▶ Supplied text:
BEGIN

The patient researcher: a scientist's cancer diagnosis changes her life's work
A young researcher's experience is helping her help others deal with many aspects of the disease
A scientist who researches a variety of diseases, ailments and medical conditions, everything from asthma and arthritis to pregnancy, recently focused her expertise on herself. She turned personal difficulty into an an opportunity of sorts, and came away with a positive experience for herself, and a chance to benefit others.
For Mary De Vera, an assistant professor in the faculty of pharmaceutical sciences at the University of British Columbia, her journey started on March 29th of 2016. That was the day De Vera was diagnosed with stage 3 colorectal cancer. Thankfully after three years of treatment and recovery cycles, chemotherapy, blood tests, a final CT scan taken just a week ago revealed that De Vera is now cancer free.
How she used her own cancer as a way to help other cancer patients in between those two events, is her inspirational story.
From young mother and rising researcher to cancer patient
When she was diagnosed De Vera had just returned from maternity leave and had planned to publish her arthritis research. She had every reason to be optimistic about the way her life was going. Instead she faced a new life of uncertainty, starting with a year of cancer treatment.

END

▶ Provided records:
BEGIN

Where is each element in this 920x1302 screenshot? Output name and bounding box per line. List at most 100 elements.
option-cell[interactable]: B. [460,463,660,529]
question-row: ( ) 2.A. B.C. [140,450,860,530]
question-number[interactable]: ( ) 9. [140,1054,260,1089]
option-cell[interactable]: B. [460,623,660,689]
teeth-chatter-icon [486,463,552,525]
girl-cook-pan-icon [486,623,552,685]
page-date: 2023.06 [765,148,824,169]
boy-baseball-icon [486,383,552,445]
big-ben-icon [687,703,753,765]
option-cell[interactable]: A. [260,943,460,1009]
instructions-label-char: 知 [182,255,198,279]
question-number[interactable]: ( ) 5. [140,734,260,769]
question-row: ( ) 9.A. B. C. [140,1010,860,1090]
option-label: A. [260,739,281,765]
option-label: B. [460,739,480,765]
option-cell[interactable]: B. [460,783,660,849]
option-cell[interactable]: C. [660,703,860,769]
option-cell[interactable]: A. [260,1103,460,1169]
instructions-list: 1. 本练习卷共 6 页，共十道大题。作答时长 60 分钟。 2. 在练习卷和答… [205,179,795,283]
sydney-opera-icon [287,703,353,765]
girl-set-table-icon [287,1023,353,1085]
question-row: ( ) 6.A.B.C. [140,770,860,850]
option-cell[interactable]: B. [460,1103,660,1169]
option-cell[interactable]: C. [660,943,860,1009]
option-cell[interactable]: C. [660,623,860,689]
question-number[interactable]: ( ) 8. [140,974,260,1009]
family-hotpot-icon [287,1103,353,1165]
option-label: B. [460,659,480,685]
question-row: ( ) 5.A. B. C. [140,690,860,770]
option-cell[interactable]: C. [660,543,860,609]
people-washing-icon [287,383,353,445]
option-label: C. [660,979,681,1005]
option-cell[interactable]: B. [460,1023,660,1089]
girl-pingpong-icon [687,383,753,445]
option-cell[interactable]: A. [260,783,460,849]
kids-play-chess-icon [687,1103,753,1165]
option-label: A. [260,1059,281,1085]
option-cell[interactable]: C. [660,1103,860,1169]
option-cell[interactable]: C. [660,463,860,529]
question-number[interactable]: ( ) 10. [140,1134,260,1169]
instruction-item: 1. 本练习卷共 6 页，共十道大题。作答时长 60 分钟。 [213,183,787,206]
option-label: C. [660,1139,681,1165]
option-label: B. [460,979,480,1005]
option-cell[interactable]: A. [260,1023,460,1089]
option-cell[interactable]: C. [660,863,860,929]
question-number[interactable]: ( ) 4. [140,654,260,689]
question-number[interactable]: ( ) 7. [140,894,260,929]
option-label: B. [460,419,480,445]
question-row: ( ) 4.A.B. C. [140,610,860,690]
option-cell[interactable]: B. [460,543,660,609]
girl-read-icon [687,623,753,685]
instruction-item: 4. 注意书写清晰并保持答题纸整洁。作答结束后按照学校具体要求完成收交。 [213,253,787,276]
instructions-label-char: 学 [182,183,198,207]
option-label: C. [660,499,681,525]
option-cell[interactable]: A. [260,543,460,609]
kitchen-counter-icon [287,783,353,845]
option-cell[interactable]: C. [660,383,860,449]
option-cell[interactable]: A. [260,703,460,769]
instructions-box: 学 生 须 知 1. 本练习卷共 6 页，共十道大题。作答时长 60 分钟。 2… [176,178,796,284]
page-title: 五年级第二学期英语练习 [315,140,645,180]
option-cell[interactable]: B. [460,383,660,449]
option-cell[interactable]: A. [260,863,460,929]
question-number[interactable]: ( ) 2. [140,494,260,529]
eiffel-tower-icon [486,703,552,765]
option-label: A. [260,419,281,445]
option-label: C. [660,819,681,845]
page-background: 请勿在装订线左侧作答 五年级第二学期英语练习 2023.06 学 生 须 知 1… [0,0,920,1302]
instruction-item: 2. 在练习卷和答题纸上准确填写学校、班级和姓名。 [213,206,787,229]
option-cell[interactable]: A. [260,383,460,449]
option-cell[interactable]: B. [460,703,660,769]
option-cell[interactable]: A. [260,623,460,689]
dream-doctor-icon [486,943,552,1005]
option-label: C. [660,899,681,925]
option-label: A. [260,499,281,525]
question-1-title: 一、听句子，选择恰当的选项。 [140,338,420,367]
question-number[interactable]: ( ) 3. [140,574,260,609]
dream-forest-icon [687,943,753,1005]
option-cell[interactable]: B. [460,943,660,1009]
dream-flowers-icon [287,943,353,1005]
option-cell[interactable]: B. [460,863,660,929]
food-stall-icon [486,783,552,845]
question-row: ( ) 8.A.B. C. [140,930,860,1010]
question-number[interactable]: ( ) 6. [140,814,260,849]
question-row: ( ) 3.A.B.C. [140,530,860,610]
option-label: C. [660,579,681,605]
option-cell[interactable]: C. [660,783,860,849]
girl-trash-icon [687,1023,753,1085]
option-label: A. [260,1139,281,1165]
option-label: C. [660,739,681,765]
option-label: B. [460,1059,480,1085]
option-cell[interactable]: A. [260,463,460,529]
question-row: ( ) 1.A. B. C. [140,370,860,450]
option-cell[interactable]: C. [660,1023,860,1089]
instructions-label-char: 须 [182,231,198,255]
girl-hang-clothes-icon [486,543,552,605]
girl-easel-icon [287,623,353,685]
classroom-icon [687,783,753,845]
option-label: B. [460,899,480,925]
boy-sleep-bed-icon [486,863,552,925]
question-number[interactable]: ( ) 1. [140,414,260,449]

END

▶ Work instructions:
Copy the article on the scientist's cancer diagnosis between "For Mary De" and "now cancer free.", inclusive, changing "cancer free" to "in remission". You can set the records aside; they aren't needed for this.

▶ Task solution:
For Mary De Vera, an assistant professor in the faculty of pharmaceutical sciences at the University of British Columbia, her journey started on March 29th of 2016. That was the day De Vera was diagnosed with stage 3 colorectal cancer. Thankfully after three years of treatment and recovery cycles, chemotherapy, blood tests, a final CT scan taken just a week ago revealed that De Vera is now in remission.